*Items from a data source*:
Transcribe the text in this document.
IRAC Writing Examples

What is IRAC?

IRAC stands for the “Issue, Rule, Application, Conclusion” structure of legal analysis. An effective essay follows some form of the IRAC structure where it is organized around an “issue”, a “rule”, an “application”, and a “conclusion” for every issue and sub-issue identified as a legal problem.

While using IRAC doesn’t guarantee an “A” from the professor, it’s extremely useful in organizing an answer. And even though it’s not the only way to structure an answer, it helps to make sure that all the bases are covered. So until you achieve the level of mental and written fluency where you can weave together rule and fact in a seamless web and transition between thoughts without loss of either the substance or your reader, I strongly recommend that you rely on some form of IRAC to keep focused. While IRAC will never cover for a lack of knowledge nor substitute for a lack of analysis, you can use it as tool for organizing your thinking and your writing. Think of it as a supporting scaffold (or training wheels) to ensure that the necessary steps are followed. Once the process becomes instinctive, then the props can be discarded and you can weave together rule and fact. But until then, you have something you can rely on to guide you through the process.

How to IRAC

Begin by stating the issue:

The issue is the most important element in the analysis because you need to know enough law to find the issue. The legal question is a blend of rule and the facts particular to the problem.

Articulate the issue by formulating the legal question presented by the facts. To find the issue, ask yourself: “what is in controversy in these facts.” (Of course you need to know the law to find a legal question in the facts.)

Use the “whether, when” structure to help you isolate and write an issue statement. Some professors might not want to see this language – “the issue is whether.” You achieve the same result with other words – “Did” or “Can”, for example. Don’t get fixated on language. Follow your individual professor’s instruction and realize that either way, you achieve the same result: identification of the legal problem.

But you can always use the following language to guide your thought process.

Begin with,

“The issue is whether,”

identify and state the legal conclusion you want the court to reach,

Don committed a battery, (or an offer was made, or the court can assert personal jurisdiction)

*GIVEN EXERCISE*: Identify how many lines in the entries above include the string "court", then state that number alone.

*PROBLEM SOLUTION*: 2